[Dataset extract]
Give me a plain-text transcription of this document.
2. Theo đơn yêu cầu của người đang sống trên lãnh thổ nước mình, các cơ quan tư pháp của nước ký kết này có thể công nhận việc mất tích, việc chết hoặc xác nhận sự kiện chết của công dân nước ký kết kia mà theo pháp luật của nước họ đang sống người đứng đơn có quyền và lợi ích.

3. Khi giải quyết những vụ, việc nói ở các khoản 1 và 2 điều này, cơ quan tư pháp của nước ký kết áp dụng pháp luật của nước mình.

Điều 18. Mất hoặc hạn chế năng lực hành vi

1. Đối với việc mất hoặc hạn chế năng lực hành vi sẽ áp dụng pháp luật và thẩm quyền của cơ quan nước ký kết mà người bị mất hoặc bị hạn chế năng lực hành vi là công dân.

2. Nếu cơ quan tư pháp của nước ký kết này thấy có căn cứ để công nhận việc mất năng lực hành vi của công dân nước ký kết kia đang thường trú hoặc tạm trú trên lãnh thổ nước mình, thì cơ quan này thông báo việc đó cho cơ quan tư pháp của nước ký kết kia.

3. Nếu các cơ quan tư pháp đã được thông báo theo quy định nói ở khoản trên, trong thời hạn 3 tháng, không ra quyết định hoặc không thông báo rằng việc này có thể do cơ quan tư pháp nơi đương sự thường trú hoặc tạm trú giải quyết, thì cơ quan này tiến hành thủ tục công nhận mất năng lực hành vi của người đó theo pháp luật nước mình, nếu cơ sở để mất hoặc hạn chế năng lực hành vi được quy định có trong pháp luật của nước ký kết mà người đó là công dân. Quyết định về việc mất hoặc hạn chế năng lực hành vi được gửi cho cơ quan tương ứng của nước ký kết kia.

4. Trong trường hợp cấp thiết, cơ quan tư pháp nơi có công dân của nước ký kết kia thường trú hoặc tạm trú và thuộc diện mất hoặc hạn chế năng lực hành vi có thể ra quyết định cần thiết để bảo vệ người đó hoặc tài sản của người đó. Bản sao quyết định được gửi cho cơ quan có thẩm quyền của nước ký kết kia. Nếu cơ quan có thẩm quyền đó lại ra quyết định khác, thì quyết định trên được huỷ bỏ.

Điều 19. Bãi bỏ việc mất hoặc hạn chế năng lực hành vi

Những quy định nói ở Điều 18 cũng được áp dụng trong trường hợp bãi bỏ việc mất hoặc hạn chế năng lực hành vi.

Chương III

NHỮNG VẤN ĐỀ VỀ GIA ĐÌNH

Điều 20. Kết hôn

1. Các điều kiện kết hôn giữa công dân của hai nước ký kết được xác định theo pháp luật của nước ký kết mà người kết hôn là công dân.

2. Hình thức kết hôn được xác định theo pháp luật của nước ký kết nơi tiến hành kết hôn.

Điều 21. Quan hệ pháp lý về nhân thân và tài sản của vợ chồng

[Requirement] Repeat the data exactly. Leave nothing out.

[Exercise solution]
Give me a plain-text transcription of this document.
2. Theo đơn yêu cầu của người đang sống trên lãnh thổ nước mình, các cơ quan tư pháp của nước ký kết này có thể công nhận việc mất tích, việc chết hoặc xác nhận sự kiện chết của công dân nước ký kết kia mà theo pháp luật của nước họ đang sống người đứng đơn có quyền và lợi ích.

3. Khi giải quyết những vụ, việc nói ở các khoản 1 và 2 điều này, cơ quan tư pháp của nước ký kết áp dụng pháp luật của nước mình.

Điều 18. Mất hoặc hạn chế năng lực hành vi

1. Đối với việc mất hoặc hạn chế năng lực hành vi sẽ áp dụng pháp luật và thẩm quyền của cơ quan nước ký kết mà người bị mất hoặc bị hạn chế năng lực hành vi là công dân.

2. Nếu cơ quan tư pháp của nước ký kết này thấy có căn cứ để công nhận việc mất năng lực hành vi của công dân nước ký kết kia đang thường trú hoặc tạm trú trên lãnh thổ nước mình, thì cơ quan này thông báo việc đó cho cơ quan tư pháp của nước ký kết kia.

3. Nếu các cơ quan tư pháp đã được thông báo theo quy định nói ở khoản trên, trong thời hạn 3 tháng, không ra quyết định hoặc không thông báo rằng việc này có thể do cơ quan tư pháp nơi đương sự thường trú hoặc tạm trú giải quyết, thì cơ quan này tiến hành thủ tục công nhận mất năng lực hành vi của người đó theo pháp luật nước mình, nếu cơ sở để mất hoặc hạn chế năng lực hành vi được quy định có trong pháp luật của nước ký kết mà người đó là công dân. Quyết định về việc mất hoặc hạn chế năng lực hành vi được gửi cho cơ quan tương ứng của nước ký kết kia.

4. Trong trường hợp cấp thiết, cơ quan tư pháp nơi có công dân của nước ký kết kia thường trú hoặc tạm trú và thuộc diện mất hoặc hạn chế năng lực hành vi có thể ra quyết định cần thiết để bảo vệ người đó hoặc tài sản của người đó. Bản sao quyết định được gửi cho cơ quan có thẩm quyền của nước ký kết kia. Nếu cơ quan có thẩm quyền đó lại ra quyết định khác, thì quyết định trên được huỷ bỏ.

Điều 19. Bãi bỏ việc mất hoặc hạn chế năng lực hành vi

Những quy định nói ở Điều 18 cũng được áp dụng trong trường hợp bãi bỏ việc mất hoặc hạn chế năng lực hành vi.

Chương III

NHỮNG VẤN ĐỀ VỀ GIA ĐÌNH

Điều 20. Kết hôn

1. Các điều kiện kết hôn giữa công dân của hai nước ký kết được xác định theo pháp luật của nước ký kết mà người kết hôn là công dân.

2. Hình thức kết hôn được xác định theo pháp luật của nước ký kết nơi tiến hành kết hôn.

Điều 21. Quan hệ pháp lý về nhân thân và tài sản của vợ chồng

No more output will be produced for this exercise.